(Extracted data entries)
....
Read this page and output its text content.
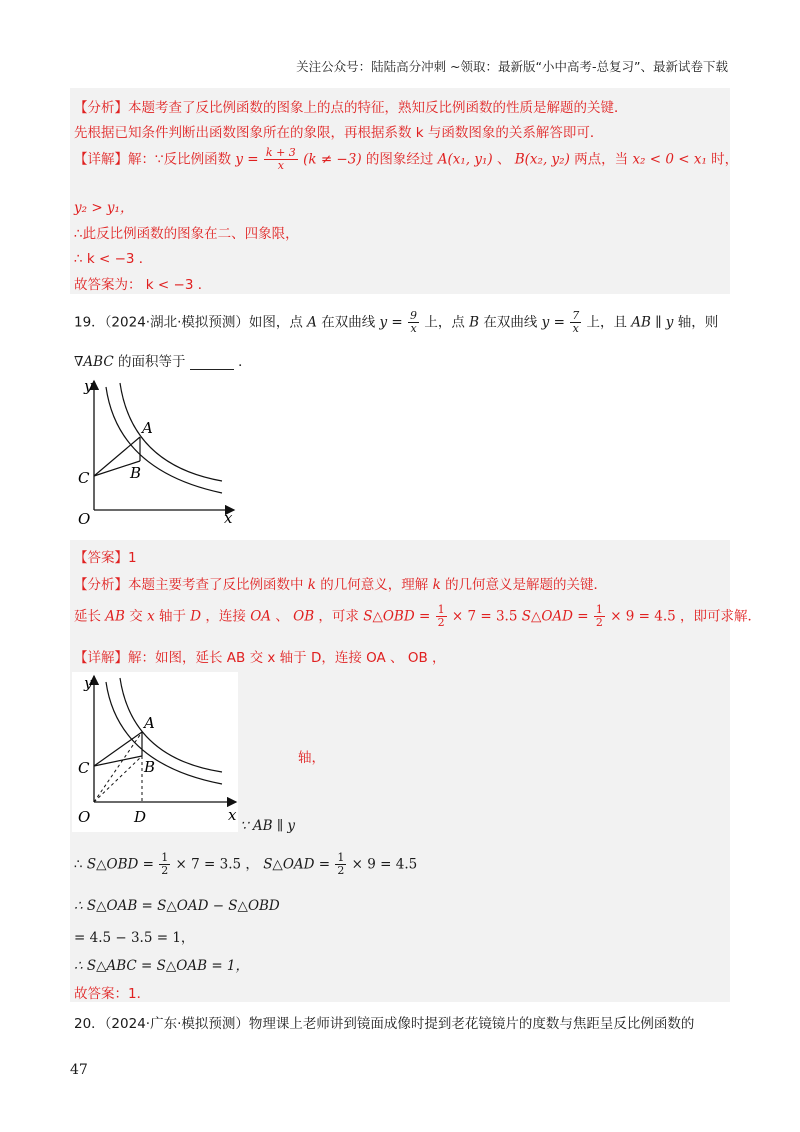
关注公众号：陆陆高分冲刺 ~领取：最新版“小中高考-总复习”、最新试卷下载
【分析】本题考查了反比例函数的图象上的点的特征，熟知反比例函数的性质是解题的关键．
先根据已知条件判断出函数图象所在的象限，再根据系数 k 与函数图象的关系解答即可．
【详解】解：∵反比例函数 $y = \frac{k + 3}{x} (k \ne -3)$ 的图象经过 A(x₁, y₁) 、 B(x₂, y₂) 两点，当 x₂ < 0 < x₁ 时，
y₂ > y₁，
∴此反比例函数的图象在二、四象限，
∴ k < −3 ．
故答案为： k < −3 ．
19．（2024·湖北·模拟预测）如图，点 A 在双曲线 $y = \frac{9}{x}$ 上，点 B 在双曲线 $y = \frac{7}{x}$ 上，且 AB ∥ y 轴，则
∇ABC 的面积等于	．
y
x
O
A
B
C
【答案】1
【分析】本题主要考查了反比例函数中 k 的几何意义，理解 k 的几何意义是解题的关键．
延长 AB 交 x 轴于 D ，连接 OA 、 OB ，可求 S△OBD = $\frac{1}{2} \times 7 = 3.5$ S△OAD = $\frac{1}{2} \times 9 = 4.5$ ，即可求解．
【详解】解：如图，延长 AB 交 x 轴于 D，连接 OA 、 OB ，
y
x
O
A
B
C
D
轴，
∵ AB ∥ y
∴ S△OBD = $\frac{1}{2} \times 7 = 3.5$ ， S△OAD = $\frac{1}{2} \times 9 = 4.5$
∴ S△OAB = S△OAD − S△OBD
= 4.5 − 3.5 = 1，
∴ S△ABC = S△OAB = 1，
故答案：1．
20．（2024·广东·模拟预测）物理课上老师讲到镜面成像时提到老花镜镜片的度数与焦距呈反比例函数的
47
....
Where a line in the material contains "模拟预测", copy that line.

__Task output__.
19．（2024·湖北·模拟预测）如图，点 A 在双曲线 $y = \frac{9}{x}$ 上，点 B 在双曲线 $y = \frac{7}{x}$ 上，且 AB ∥ y 轴，则
20．（2024·广东·模拟预测）物理课上老师讲到镜面成像时提到老花镜镜片的度数与焦距呈反比例函数的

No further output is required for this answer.